### Prompt
The records should be written out in full, with nothing altered.

### The records
>> Start

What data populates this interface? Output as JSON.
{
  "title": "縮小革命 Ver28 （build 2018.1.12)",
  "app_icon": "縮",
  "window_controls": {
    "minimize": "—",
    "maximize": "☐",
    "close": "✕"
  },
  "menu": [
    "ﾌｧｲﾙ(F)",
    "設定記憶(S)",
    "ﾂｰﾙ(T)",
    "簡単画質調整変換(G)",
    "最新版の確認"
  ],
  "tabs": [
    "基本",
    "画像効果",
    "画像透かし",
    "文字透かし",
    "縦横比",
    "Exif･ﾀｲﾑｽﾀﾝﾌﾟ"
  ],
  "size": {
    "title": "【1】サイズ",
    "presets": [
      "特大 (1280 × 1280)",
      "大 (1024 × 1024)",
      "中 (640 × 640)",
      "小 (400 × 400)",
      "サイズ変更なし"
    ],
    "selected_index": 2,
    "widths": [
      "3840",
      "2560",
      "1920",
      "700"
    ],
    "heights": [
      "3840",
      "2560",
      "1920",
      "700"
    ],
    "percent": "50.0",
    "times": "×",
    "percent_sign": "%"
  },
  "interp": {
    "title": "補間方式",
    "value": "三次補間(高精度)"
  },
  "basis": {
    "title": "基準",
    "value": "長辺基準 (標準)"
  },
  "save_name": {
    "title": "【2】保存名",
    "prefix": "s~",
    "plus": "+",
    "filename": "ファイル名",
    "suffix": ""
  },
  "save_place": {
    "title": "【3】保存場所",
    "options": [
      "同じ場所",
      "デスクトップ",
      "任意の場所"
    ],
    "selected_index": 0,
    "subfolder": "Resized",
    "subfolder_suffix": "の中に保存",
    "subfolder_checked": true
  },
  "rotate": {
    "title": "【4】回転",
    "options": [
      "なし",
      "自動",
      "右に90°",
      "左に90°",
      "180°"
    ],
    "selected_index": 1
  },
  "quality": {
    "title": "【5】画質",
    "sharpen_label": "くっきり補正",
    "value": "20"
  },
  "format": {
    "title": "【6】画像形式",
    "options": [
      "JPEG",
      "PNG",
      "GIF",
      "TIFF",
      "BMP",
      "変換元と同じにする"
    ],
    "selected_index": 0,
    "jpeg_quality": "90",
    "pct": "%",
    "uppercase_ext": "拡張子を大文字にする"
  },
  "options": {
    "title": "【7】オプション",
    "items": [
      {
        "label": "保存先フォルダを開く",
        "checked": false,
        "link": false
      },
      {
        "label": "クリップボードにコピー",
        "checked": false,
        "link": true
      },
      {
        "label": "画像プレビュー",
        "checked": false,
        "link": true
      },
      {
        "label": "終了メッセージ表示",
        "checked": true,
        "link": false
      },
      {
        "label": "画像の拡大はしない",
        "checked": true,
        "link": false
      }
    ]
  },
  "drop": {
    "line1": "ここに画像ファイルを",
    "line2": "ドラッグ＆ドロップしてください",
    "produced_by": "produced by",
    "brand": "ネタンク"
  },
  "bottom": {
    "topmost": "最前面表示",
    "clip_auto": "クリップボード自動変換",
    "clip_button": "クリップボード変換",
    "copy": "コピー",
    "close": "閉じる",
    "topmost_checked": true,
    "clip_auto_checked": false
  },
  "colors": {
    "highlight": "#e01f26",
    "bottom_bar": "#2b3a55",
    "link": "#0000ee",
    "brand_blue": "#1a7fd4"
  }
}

>> End

### Solution to this exercise
What data populates this interface? Output as JSON.
{
  "title": "縮小革命 Ver28 （build 2018.1.12)",
  "app_icon": "縮",
  "window_controls": {
    "minimize": "—",
    "maximize": "☐",
    "close": "✕"
  },
  "menu": [
    "ﾌｧｲﾙ(F)",
    "設定記憶(S)",
    "ﾂｰﾙ(T)",
    "簡単画質調整変換(G)",
    "最新版の確認"
  ],
  "tabs": [
    "基本",
    "画像効果",
    "画像透かし",
    "文字透かし",
    "縦横比",
    "Exif･ﾀｲﾑｽﾀﾝﾌﾟ"
  ],
  "size": {
    "title": "【1】サイズ",
    "presets": [
      "特大 (1280 × 1280)",
      "大 (1024 × 1024)",
      "中 (640 × 640)",
      "小 (400 × 400)",
      "サイズ変更なし"
    ],
    "selected_index": 2,
    "widths": [
      "3840",
      "2560",
      "1920",
      "700"
    ],
    "heights": [
      "3840",
      "2560",
      "1920",
      "700"
    ],
    "percent": "50.0",
    "times": "×",
    "percent_sign": "%"
  },
  "interp": {
    "title": "補間方式",
    "value": "三次補間(高精度)"
  },
  "basis": {
    "title": "基準",
    "value": "長辺基準 (標準)"
  },
  "save_name": {
    "title": "【2】保存名",
    "prefix": "s~",
    "plus": "+",
    "filename": "ファイル名",
    "suffix": ""
  },
  "save_place": {
    "title": "【3】保存場所",
    "options": [
      "同じ場所",
      "デスクトップ",
      "任意の場所"
    ],
    "selected_index": 0,
    "subfolder": "Resized",
    "subfolder_suffix": "の中に保存",
    "subfolder_checked": true
  },
  "rotate": {
    "title": "【4】回転",
    "options": [
      "なし",
      "自動",
      "右に90°",
      "左に90°",
      "180°"
    ],
    "selected_index": 1
  },
  "quality": {
    "title": "【5】画質",
    "sharpen_label": "くっきり補正",
    "value": "20"
  },
  "format": {
    "title": "【6】画像形式",
    "options": [
      "JPEG",
      "PNG",
      "GIF",
      "TIFF",
      "BMP",
      "変換元と同じにする"
    ],
    "selected_index": 0,
    "jpeg_quality": "90",
    "pct": "%",
    "uppercase_ext": "拡張子を大文字にする"
  },
  "options": {
    "title": "【7】オプション",
    "items": [
      {
        "label": "保存先フォルダを開く",
        "checked": false,
        "link": false
      },
      {
        "label": "クリップボードにコピー",
        "checked": false,
        "link": true
      },
      {
        "label": "画像プレビュー",
        "checked": false,
        "link": true
      },
      {
        "label": "終了メッセージ表示",
        "checked": true,
        "link": false
      },
      {
        "label": "画像の拡大はしない",
        "checked": true,
        "link": false
      }
    ]
  },
  "drop": {
    "line1": "ここに画像ファイルを",
    "line2": "ドラッグ＆ドロップしてください",
    "produced_by": "produced by",
    "brand": "ネタンク"
  },
  "bottom": {
    "topmost": "最前面表示",
    "clip_auto": "クリップボード自動変換",
    "clip_button": "クリップボード変換",
    "copy": "コピー",
    "close": "閉じる",
    "topmost_checked": true,
    "clip_auto_checked": false
  },
  "colors": {
    "highlight": "#e01f26",
    "bottom_bar": "#2b3a55",
    "link": "#0000ee",
    "brand_blue": "#1a7fd4"
  }
}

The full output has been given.